>>>>>

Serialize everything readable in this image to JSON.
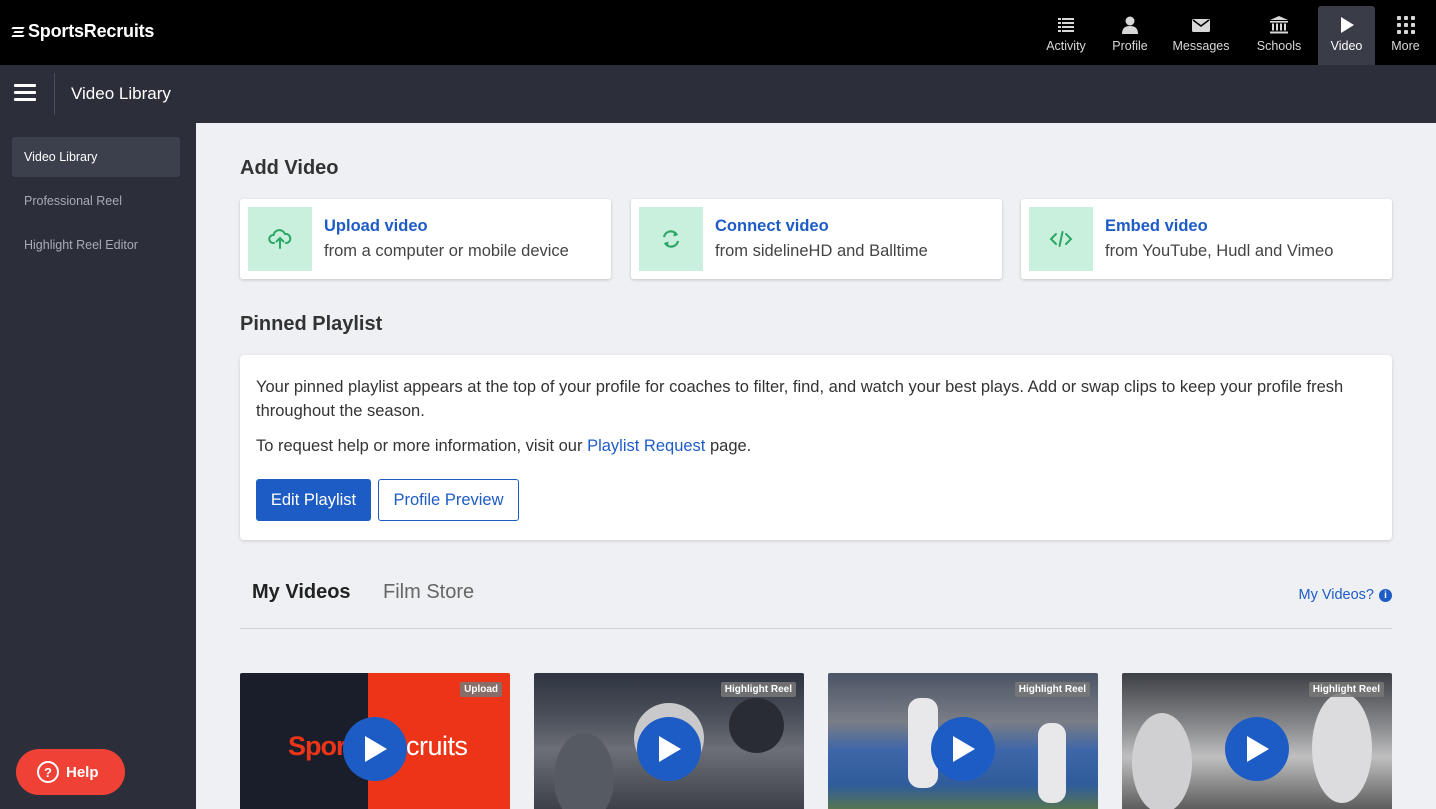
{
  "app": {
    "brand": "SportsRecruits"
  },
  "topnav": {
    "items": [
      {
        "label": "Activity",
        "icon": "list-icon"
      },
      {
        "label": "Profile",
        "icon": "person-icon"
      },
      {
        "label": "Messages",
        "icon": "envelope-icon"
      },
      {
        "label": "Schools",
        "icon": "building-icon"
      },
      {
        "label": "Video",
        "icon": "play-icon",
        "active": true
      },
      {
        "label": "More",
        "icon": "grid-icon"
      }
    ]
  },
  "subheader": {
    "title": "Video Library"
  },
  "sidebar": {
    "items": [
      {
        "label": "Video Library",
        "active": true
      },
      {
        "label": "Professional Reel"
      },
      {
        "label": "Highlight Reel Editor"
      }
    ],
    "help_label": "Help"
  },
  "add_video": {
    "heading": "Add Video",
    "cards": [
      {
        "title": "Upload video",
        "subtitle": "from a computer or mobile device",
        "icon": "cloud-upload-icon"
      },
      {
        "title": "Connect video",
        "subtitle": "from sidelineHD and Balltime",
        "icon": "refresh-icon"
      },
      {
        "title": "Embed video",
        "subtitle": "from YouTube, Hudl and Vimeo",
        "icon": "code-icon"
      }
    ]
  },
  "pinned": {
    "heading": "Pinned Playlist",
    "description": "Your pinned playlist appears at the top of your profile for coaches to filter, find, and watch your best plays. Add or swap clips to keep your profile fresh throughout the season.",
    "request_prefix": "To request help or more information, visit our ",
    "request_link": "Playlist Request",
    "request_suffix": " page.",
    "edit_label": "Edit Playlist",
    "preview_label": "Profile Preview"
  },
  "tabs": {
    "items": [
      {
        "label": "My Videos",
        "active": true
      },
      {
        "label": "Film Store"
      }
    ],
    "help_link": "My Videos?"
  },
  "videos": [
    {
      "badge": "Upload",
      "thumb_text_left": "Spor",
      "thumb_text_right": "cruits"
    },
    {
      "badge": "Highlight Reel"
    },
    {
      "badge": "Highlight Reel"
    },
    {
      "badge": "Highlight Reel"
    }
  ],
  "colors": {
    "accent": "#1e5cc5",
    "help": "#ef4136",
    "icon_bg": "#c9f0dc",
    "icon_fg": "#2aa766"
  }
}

<<<<<
>>>>>

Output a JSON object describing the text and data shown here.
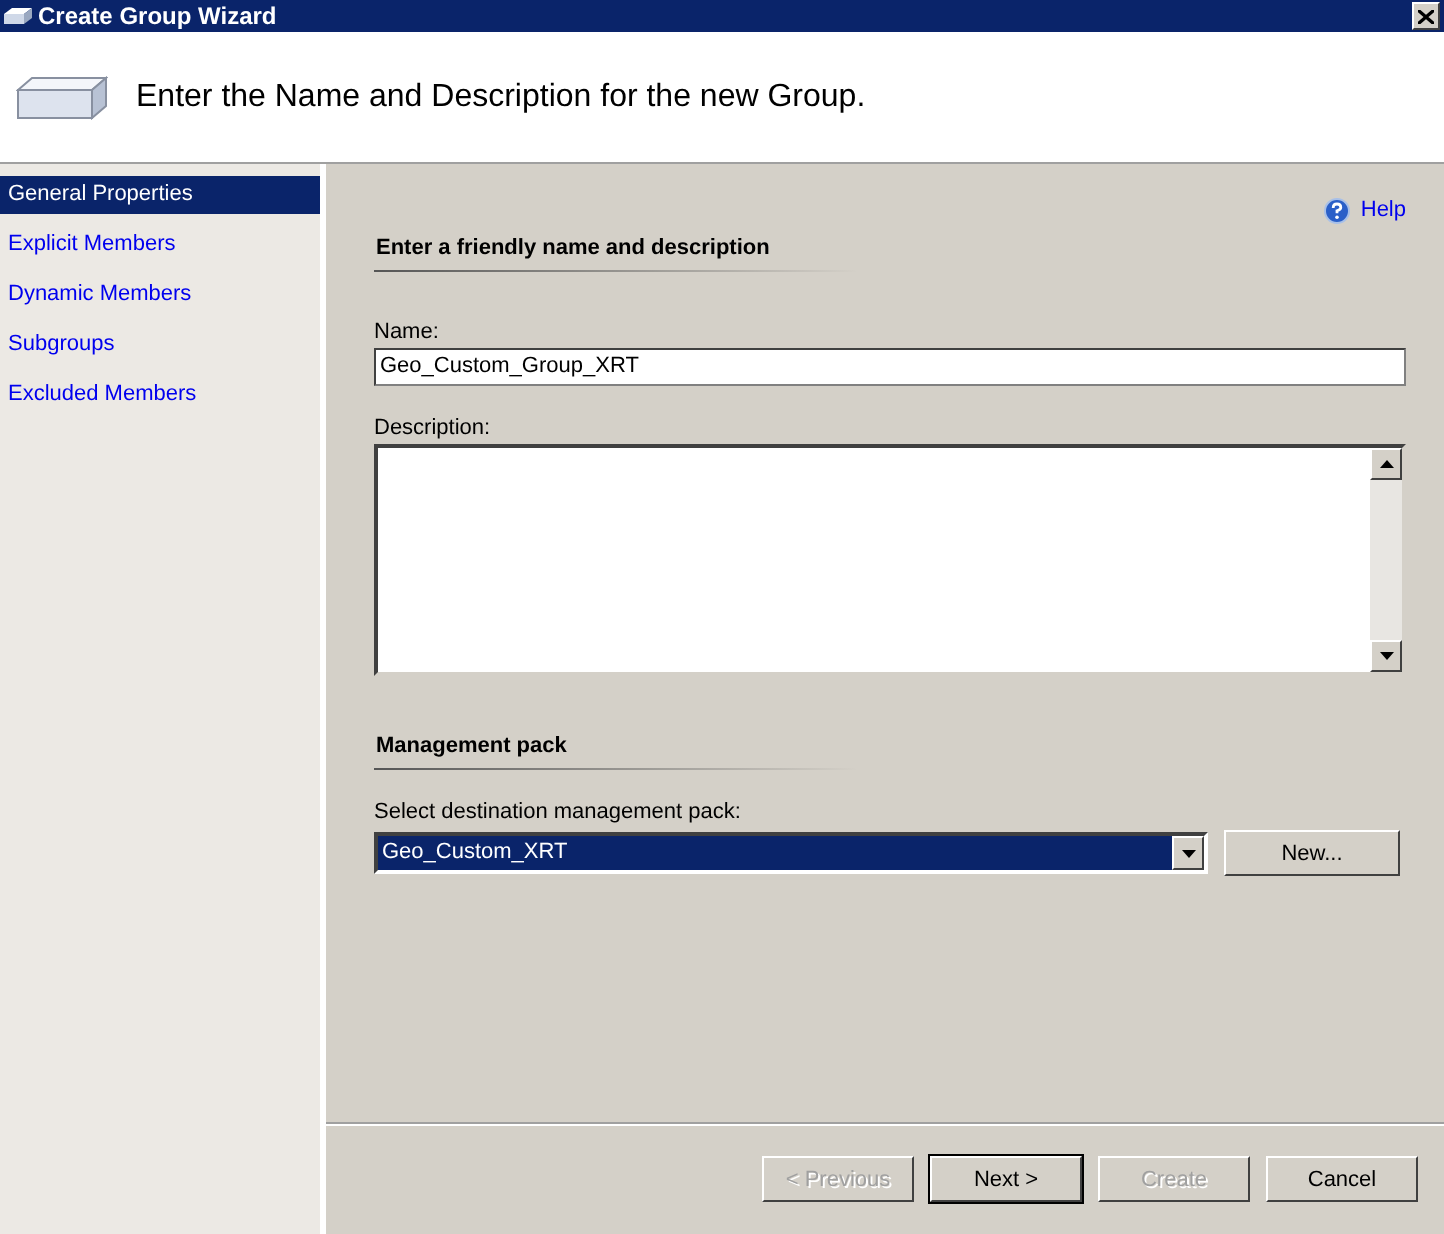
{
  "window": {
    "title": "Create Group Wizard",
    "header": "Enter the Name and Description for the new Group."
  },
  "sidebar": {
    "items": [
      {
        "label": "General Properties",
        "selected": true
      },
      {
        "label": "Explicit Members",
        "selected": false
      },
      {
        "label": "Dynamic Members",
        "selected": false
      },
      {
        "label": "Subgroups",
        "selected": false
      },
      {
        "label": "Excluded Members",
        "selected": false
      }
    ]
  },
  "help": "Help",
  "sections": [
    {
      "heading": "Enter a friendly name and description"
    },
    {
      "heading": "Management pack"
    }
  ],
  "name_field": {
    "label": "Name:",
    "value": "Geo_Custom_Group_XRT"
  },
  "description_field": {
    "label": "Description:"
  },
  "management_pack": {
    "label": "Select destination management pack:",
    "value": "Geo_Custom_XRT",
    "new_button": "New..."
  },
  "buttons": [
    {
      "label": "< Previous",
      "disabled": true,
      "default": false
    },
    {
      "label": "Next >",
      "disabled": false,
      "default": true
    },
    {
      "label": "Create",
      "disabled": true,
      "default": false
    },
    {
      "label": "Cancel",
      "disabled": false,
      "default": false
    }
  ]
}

<<<<<

- What you are asked to do: Check every line in the material above for the string "Members", then give only the number of lines that have it.

- Problem solution: 3